### Problem description
Make an exact copy of the entries, and keep any pictures out of it.

Records
_ _ _ _
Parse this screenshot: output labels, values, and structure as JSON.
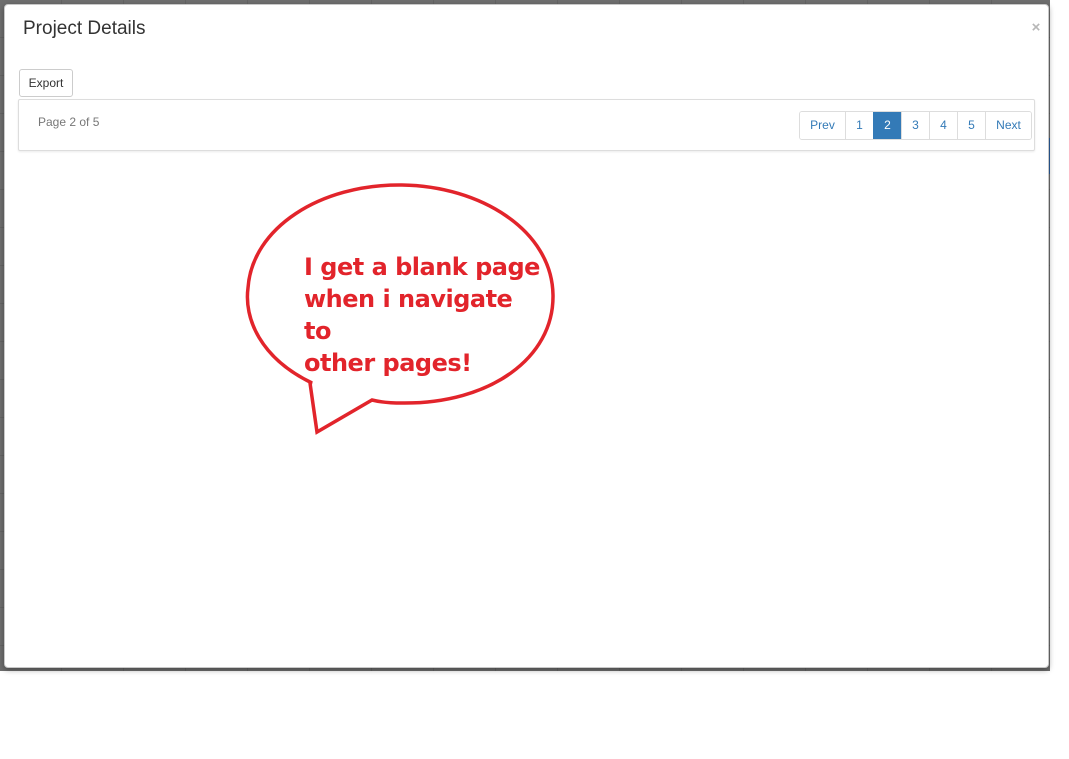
{
  "modal": {
    "title": "Project Details",
    "close_label": "×",
    "export_label": "Export"
  },
  "pager": {
    "status": "Page 2 of 5",
    "prev_label": "Prev",
    "next_label": "Next",
    "pages": [
      "1",
      "2",
      "3",
      "4",
      "5"
    ],
    "active_page": "2"
  },
  "annotation": {
    "lines": [
      "I get a blank page",
      "when i navigate to",
      "other pages!"
    ],
    "color": "#e2242b"
  },
  "colors": {
    "accent": "#337ab7",
    "annotation_red": "#e2242b"
  }
}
_ _ _ _
### Final result
Parse this screenshot: output labels, values, and structure as JSON.
{
  "modal": {
    "title": "Project Details",
    "close_label": "×",
    "export_label": "Export"
  },
  "pager": {
    "status": "Page 2 of 5",
    "prev_label": "Prev",
    "next_label": "Next",
    "pages": [
      "1",
      "2",
      "3",
      "4",
      "5"
    ],
    "active_page": "2"
  },
  "annotation": {
    "lines": [
      "I get a blank page",
      "when i navigate to",
      "other pages!"
    ],
    "color": "#e2242b"
  },
  "colors": {
    "accent": "#337ab7",
    "annotation_red": "#e2242b"
  }
}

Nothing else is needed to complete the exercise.